▶ _TO DO_
Write out the whole listing exactly as it stands.

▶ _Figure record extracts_

================

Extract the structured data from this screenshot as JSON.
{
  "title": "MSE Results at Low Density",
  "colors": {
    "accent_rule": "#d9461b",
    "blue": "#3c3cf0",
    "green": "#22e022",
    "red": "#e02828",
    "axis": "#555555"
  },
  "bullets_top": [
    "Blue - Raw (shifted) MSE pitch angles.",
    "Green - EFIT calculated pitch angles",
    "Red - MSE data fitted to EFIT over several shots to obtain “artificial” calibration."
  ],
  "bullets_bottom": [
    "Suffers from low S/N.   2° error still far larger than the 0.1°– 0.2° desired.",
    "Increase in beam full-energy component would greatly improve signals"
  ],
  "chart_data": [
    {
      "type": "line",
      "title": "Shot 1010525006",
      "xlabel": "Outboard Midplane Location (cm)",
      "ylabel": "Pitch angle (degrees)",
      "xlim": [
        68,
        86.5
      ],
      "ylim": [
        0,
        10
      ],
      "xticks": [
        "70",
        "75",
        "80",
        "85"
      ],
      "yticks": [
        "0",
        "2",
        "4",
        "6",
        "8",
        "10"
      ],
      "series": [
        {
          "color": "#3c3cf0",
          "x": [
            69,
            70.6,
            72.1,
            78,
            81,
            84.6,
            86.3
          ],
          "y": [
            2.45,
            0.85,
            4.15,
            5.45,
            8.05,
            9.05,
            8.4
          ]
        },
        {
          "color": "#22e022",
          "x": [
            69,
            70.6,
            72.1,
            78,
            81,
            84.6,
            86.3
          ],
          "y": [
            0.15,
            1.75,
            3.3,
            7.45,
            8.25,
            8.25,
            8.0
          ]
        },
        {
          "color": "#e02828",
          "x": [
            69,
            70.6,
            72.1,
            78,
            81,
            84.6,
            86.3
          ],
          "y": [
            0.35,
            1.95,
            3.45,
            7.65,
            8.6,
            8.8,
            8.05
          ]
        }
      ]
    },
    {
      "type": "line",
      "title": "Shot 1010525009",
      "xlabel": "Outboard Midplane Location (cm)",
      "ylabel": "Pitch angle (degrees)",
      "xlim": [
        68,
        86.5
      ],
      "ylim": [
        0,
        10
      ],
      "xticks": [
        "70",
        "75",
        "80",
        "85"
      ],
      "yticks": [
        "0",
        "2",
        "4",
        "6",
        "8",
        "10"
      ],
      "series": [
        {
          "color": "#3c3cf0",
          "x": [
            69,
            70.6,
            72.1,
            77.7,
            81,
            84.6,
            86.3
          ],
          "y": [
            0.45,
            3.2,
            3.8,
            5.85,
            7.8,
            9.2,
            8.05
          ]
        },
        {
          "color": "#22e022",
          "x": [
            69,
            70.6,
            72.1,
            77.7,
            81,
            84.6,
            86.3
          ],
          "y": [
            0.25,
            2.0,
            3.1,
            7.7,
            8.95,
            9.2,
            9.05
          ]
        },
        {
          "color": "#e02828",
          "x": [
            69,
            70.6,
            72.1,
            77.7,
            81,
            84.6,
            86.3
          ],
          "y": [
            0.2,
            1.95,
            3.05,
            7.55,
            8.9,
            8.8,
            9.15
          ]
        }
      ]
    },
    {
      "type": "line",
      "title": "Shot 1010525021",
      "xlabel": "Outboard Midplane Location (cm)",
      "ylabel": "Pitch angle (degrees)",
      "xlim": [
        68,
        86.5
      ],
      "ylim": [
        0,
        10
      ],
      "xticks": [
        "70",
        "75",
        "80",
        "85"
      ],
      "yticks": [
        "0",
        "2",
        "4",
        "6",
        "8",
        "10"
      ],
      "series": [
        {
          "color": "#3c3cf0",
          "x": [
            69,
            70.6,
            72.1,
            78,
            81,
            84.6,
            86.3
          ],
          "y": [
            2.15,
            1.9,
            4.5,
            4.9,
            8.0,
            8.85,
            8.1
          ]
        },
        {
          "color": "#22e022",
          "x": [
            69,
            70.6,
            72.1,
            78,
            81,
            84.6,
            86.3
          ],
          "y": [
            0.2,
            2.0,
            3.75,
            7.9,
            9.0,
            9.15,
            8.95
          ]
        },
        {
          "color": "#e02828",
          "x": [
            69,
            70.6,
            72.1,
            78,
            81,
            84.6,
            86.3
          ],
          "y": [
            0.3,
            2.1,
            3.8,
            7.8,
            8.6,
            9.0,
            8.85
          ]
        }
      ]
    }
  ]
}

================

▶ _SOLUTION TO THIS TASK_
Extract the structured data from this screenshot as JSON.
{
  "title": "MSE Results at Low Density",
  "colors": {
    "accent_rule": "#d9461b",
    "blue": "#3c3cf0",
    "green": "#22e022",
    "red": "#e02828",
    "axis": "#555555"
  },
  "bullets_top": [
    "Blue - Raw (shifted) MSE pitch angles.",
    "Green - EFIT calculated pitch angles",
    "Red - MSE data fitted to EFIT over several shots to obtain “artificial” calibration."
  ],
  "bullets_bottom": [
    "Suffers from low S/N.   2° error still far larger than the 0.1°– 0.2° desired.",
    "Increase in beam full-energy component would greatly improve signals"
  ],
  "chart_data": [
    {
      "type": "line",
      "title": "Shot 1010525006",
      "xlabel": "Outboard Midplane Location (cm)",
      "ylabel": "Pitch angle (degrees)",
      "xlim": [
        68,
        86.5
      ],
      "ylim": [
        0,
        10
      ],
      "xticks": [
        "70",
        "75",
        "80",
        "85"
      ],
      "yticks": [
        "0",
        "2",
        "4",
        "6",
        "8",
        "10"
      ],
      "series": [
        {
          "color": "#3c3cf0",
          "x": [
            69,
            70.6,
            72.1,
            78,
            81,
            84.6,
            86.3
          ],
          "y": [
            2.45,
            0.85,
            4.15,
            5.45,
            8.05,
            9.05,
            8.4
          ]
        },
        {
          "color": "#22e022",
          "x": [
            69,
            70.6,
            72.1,
            78,
            81,
            84.6,
            86.3
          ],
          "y": [
            0.15,
            1.75,
            3.3,
            7.45,
            8.25,
            8.25,
            8.0
          ]
        },
        {
          "color": "#e02828",
          "x": [
            69,
            70.6,
            72.1,
            78,
            81,
            84.6,
            86.3
          ],
          "y": [
            0.35,
            1.95,
            3.45,
            7.65,
            8.6,
            8.8,
            8.05
          ]
        }
      ]
    },
    {
      "type": "line",
      "title": "Shot 1010525009",
      "xlabel": "Outboard Midplane Location (cm)",
      "ylabel": "Pitch angle (degrees)",
      "xlim": [
        68,
        86.5
      ],
      "ylim": [
        0,
        10
      ],
      "xticks": [
        "70",
        "75",
        "80",
        "85"
      ],
      "yticks": [
        "0",
        "2",
        "4",
        "6",
        "8",
        "10"
      ],
      "series": [
        {
          "color": "#3c3cf0",
          "x": [
            69,
            70.6,
            72.1,
            77.7,
            81,
            84.6,
            86.3
          ],
          "y": [
            0.45,
            3.2,
            3.8,
            5.85,
            7.8,
            9.2,
            8.05
          ]
        },
        {
          "color": "#22e022",
          "x": [
            69,
            70.6,
            72.1,
            77.7,
            81,
            84.6,
            86.3
          ],
          "y": [
            0.25,
            2.0,
            3.1,
            7.7,
            8.95,
            9.2,
            9.05
          ]
        },
        {
          "color": "#e02828",
          "x": [
            69,
            70.6,
            72.1,
            77.7,
            81,
            84.6,
            86.3
          ],
          "y": [
            0.2,
            1.95,
            3.05,
            7.55,
            8.9,
            8.8,
            9.15
          ]
        }
      ]
    },
    {
      "type": "line",
      "title": "Shot 1010525021",
      "xlabel": "Outboard Midplane Location (cm)",
      "ylabel": "Pitch angle (degrees)",
      "xlim": [
        68,
        86.5
      ],
      "ylim": [
        0,
        10
      ],
      "xticks": [
        "70",
        "75",
        "80",
        "85"
      ],
      "yticks": [
        "0",
        "2",
        "4",
        "6",
        "8",
        "10"
      ],
      "series": [
        {
          "color": "#3c3cf0",
          "x": [
            69,
            70.6,
            72.1,
            78,
            81,
            84.6,
            86.3
          ],
          "y": [
            2.15,
            1.9,
            4.5,
            4.9,
            8.0,
            8.85,
            8.1
          ]
        },
        {
          "color": "#22e022",
          "x": [
            69,
            70.6,
            72.1,
            78,
            81,
            84.6,
            86.3
          ],
          "y": [
            0.2,
            2.0,
            3.75,
            7.9,
            9.0,
            9.15,
            8.95
          ]
        },
        {
          "color": "#e02828",
          "x": [
            69,
            70.6,
            72.1,
            78,
            81,
            84.6,
            86.3
          ],
          "y": [
            0.3,
            2.1,
            3.8,
            7.8,
            8.6,
            9.0,
            8.85
          ]
        }
      ]
    }
  ]
}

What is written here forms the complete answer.